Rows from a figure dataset
________________
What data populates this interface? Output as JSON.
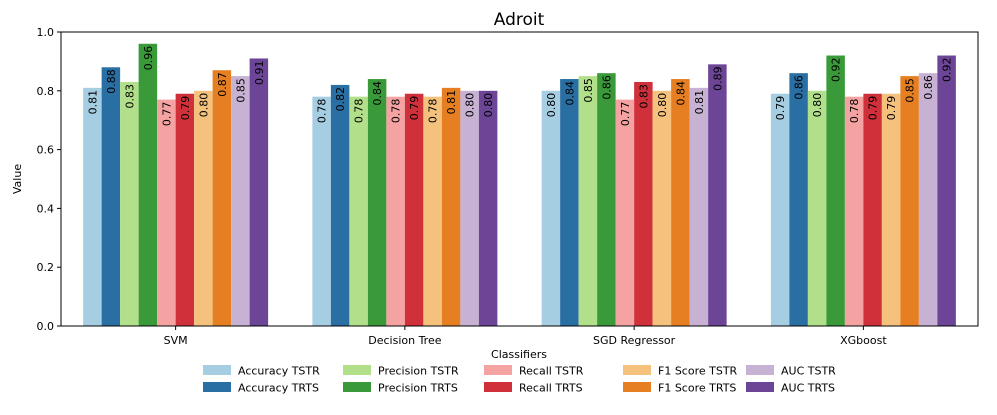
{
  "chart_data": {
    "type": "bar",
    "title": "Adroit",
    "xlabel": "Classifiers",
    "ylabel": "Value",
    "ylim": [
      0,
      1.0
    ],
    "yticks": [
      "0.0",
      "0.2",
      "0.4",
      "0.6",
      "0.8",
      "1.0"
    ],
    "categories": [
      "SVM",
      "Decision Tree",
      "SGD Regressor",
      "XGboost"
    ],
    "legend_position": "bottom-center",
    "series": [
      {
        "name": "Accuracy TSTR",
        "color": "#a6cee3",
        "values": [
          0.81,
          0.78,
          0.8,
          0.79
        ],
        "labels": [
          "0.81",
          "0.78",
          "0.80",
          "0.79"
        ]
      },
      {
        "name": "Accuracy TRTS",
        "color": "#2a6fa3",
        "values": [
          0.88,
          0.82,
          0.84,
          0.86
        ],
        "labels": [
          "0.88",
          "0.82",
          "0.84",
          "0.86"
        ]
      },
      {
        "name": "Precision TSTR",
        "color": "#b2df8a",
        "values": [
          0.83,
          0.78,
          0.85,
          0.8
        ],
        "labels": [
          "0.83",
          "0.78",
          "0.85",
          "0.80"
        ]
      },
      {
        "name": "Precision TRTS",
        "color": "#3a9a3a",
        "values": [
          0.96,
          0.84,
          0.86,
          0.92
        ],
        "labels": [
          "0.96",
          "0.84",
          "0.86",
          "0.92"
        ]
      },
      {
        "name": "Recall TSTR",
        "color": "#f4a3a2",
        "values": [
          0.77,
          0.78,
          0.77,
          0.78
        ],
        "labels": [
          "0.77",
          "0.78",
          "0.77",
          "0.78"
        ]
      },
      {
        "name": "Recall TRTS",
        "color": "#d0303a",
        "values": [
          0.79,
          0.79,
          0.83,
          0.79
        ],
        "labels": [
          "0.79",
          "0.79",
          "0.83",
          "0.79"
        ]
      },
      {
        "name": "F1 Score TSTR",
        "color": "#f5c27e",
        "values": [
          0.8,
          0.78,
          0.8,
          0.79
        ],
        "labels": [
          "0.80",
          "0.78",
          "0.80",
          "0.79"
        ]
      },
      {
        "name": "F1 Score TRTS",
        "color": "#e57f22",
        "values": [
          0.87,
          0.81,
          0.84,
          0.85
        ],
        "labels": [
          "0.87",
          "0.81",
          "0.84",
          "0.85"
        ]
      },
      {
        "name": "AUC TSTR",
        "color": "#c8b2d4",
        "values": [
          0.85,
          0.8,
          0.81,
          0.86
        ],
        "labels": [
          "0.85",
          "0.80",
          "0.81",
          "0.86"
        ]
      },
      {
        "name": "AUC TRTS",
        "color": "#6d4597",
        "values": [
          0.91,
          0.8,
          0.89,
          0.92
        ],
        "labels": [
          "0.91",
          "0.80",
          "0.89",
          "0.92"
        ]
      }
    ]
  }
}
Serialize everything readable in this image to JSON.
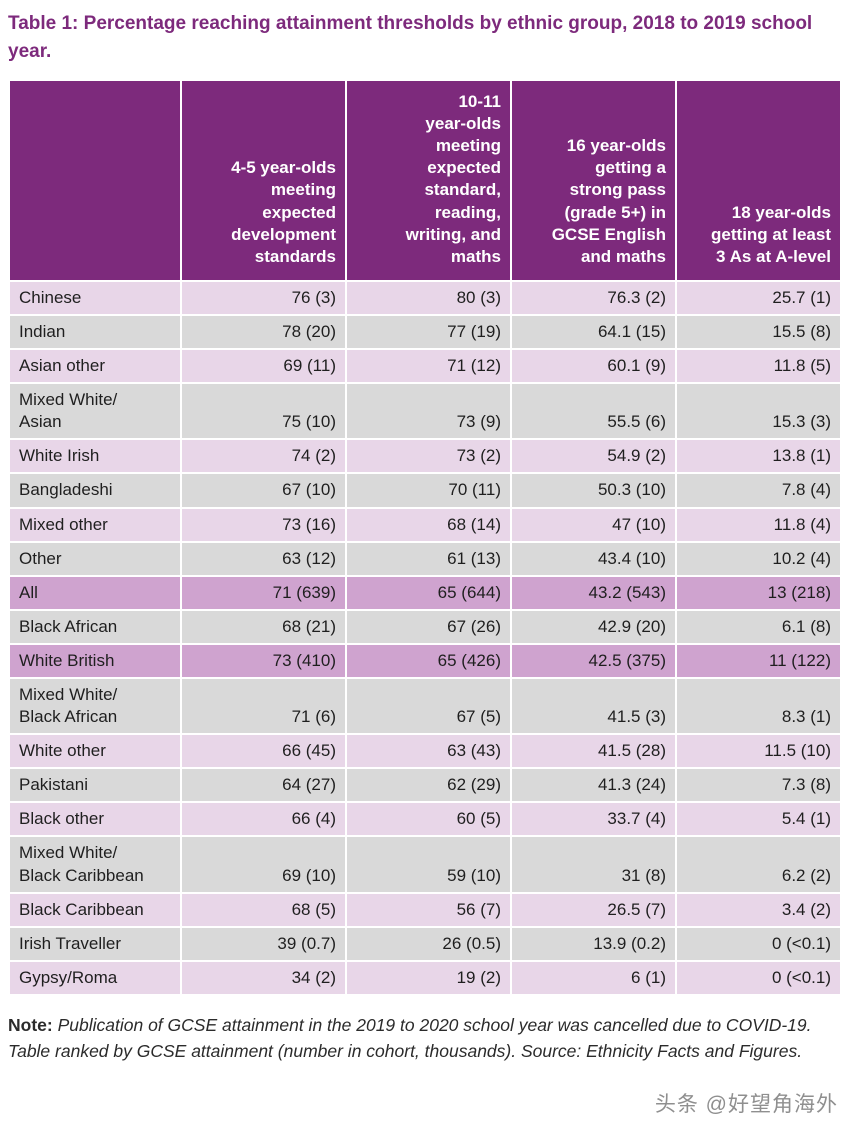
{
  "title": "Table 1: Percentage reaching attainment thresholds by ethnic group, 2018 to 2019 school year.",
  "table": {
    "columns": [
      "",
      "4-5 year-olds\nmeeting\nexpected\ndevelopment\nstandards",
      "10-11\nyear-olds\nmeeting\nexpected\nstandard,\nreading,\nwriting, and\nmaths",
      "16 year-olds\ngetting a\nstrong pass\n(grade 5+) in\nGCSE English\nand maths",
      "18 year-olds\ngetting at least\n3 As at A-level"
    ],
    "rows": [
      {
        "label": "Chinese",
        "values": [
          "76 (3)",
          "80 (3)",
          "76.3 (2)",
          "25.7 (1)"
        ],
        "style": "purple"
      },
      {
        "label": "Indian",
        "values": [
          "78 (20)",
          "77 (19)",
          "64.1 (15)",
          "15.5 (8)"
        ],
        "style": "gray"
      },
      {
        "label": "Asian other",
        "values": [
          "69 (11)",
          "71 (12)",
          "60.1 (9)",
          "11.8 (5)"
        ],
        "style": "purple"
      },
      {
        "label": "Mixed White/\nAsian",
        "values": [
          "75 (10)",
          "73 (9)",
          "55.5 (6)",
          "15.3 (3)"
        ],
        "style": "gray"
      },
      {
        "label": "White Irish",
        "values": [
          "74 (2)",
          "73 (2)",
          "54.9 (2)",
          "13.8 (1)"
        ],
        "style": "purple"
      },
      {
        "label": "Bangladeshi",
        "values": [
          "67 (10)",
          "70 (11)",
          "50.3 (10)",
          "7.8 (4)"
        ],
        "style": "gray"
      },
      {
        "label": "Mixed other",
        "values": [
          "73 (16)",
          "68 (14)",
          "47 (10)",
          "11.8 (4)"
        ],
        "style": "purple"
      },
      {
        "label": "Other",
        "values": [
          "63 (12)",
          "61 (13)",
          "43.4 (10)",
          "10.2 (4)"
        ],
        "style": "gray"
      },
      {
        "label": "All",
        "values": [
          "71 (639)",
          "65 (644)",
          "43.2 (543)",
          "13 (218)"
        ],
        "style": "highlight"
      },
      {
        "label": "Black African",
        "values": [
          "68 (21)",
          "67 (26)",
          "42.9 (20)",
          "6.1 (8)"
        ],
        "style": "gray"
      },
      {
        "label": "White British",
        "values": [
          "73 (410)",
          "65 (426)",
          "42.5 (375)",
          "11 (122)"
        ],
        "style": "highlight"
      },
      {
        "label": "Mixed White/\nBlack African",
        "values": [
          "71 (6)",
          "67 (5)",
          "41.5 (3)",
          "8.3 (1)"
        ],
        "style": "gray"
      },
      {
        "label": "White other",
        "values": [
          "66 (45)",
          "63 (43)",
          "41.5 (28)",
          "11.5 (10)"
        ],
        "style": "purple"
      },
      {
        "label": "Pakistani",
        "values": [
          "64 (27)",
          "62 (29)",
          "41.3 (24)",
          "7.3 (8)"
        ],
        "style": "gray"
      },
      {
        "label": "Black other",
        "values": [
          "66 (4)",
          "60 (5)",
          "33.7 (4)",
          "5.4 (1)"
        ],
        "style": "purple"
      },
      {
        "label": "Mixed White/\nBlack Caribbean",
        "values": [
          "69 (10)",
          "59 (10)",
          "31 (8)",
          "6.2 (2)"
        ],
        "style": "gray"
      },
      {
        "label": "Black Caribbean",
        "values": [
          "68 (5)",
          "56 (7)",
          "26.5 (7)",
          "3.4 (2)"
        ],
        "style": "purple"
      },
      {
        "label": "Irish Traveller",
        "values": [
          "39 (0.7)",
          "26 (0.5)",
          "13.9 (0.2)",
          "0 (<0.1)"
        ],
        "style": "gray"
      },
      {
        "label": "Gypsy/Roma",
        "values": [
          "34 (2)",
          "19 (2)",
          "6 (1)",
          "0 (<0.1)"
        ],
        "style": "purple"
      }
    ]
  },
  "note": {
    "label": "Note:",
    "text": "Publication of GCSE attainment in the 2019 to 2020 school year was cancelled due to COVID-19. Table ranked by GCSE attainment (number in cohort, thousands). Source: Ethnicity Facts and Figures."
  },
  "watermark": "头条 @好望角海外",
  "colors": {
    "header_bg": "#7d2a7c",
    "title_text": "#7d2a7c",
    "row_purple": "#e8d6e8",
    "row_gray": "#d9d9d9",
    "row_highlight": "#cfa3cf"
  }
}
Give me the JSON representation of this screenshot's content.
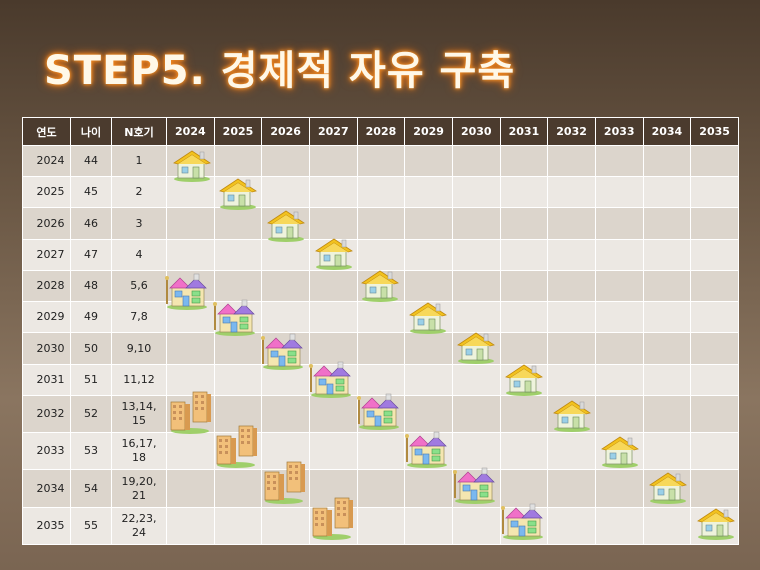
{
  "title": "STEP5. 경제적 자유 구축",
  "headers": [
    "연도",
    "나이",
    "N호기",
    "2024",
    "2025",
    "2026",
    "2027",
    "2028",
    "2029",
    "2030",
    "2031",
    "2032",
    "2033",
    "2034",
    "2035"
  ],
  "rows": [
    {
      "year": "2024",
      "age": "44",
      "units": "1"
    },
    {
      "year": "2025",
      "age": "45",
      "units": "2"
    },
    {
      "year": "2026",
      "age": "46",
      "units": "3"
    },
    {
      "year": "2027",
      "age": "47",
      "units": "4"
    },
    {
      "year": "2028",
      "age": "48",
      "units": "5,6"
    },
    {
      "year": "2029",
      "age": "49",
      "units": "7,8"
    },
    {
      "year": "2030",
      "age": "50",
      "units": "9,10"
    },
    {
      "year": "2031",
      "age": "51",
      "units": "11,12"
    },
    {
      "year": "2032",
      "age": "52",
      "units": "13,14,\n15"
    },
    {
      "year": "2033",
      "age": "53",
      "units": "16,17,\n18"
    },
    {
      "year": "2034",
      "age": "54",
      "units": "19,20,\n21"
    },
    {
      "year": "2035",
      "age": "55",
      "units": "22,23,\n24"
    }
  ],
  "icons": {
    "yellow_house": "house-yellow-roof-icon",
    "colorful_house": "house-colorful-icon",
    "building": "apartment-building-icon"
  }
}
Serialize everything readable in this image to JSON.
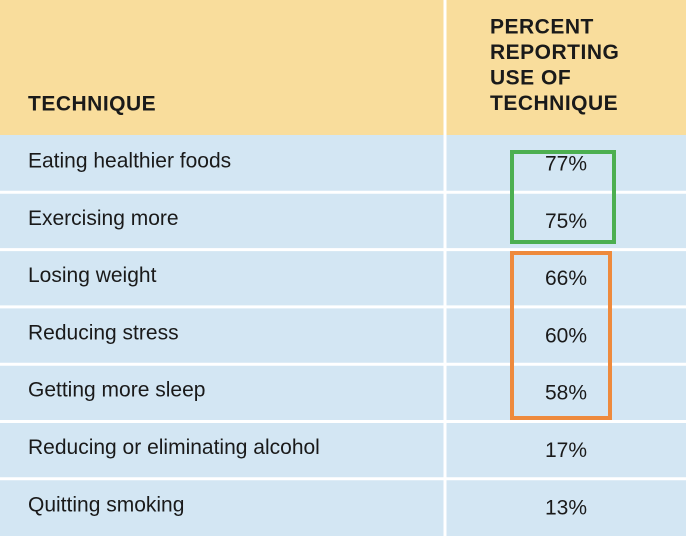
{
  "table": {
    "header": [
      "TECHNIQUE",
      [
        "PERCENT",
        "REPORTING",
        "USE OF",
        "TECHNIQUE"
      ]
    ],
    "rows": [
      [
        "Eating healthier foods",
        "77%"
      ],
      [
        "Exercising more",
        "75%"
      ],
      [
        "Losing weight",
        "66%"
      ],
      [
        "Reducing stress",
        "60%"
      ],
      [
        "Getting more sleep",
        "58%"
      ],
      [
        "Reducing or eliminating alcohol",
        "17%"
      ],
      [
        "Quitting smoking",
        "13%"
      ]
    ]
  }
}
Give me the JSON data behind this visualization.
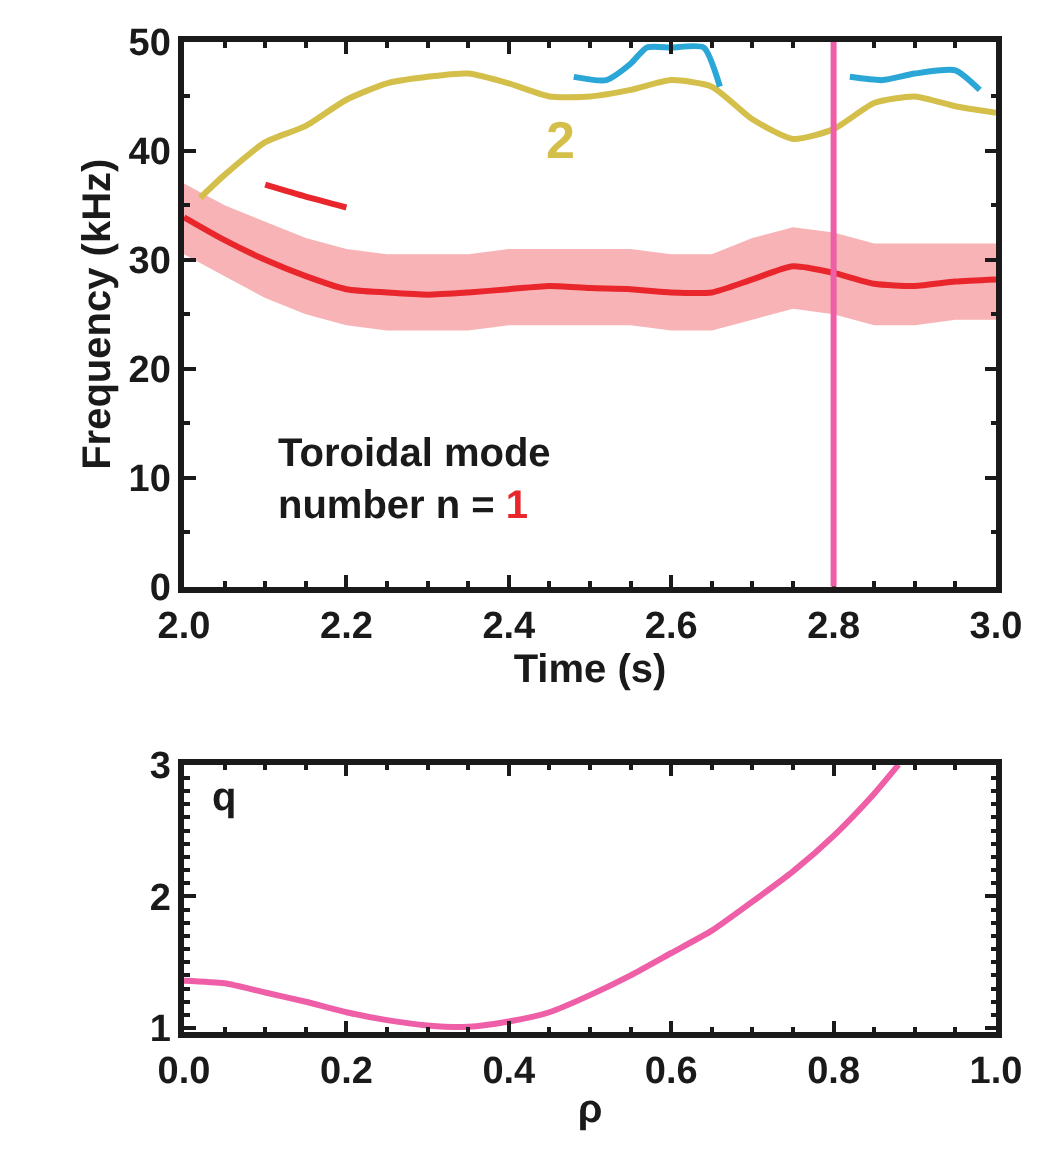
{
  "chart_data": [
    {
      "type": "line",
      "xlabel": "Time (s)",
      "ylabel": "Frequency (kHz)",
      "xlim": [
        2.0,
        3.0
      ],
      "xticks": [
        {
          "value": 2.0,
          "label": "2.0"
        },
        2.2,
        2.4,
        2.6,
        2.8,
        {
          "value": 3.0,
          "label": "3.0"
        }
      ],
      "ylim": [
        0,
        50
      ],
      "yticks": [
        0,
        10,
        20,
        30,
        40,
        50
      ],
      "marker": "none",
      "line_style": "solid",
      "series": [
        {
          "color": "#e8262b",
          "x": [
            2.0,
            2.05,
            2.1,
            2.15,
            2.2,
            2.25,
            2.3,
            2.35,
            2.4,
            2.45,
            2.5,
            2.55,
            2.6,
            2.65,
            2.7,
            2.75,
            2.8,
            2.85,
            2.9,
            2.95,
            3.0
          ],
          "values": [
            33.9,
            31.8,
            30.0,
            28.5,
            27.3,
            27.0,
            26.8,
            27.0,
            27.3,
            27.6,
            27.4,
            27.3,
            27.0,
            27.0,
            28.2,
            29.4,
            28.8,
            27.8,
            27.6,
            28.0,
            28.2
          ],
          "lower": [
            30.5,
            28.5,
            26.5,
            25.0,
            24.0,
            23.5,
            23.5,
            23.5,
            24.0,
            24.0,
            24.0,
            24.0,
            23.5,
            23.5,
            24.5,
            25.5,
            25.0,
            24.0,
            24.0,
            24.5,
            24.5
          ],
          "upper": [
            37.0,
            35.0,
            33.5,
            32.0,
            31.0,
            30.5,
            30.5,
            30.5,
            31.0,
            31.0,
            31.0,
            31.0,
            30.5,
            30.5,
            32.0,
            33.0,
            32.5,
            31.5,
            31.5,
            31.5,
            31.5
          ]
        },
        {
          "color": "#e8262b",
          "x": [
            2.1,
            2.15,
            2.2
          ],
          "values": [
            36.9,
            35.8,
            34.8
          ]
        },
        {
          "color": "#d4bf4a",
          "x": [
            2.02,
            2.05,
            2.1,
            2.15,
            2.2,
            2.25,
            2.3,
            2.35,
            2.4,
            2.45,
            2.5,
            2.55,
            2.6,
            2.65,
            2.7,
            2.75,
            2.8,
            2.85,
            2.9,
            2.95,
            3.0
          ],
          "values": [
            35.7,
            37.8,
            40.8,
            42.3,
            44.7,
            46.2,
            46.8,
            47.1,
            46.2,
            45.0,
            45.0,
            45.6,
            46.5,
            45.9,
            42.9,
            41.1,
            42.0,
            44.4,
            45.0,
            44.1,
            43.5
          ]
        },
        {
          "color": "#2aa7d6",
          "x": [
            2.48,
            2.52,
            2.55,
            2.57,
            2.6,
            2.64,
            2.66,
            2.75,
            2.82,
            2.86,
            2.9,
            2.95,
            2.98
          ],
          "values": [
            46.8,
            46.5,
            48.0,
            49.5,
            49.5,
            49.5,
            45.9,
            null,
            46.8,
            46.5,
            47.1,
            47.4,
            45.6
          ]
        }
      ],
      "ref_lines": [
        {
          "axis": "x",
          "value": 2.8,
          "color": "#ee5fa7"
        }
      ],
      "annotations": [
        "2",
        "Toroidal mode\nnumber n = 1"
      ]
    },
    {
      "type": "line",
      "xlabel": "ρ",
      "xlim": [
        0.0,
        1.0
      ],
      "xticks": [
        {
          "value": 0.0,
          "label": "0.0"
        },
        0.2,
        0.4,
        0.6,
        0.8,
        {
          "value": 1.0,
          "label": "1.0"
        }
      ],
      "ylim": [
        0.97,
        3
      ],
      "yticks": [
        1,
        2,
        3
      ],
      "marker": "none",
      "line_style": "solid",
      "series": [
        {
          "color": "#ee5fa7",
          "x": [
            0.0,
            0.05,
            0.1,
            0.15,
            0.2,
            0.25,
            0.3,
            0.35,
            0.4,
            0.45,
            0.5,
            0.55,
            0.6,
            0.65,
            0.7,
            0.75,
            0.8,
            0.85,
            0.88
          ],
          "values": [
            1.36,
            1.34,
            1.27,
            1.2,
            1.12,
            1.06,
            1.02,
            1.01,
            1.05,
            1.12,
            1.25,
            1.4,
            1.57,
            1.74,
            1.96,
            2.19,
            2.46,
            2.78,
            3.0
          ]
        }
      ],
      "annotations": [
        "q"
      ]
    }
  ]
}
________________
• Task to complete: Copy every line of the listing that contains the word "TRTS".

• Written answer:
        "name": "Accuracy TRTS",
        "name": "Precision TRTS",
        "name": "Recall TRTS",
        "name": "F1 Score TRTS",
        "name": "AUC TRTS",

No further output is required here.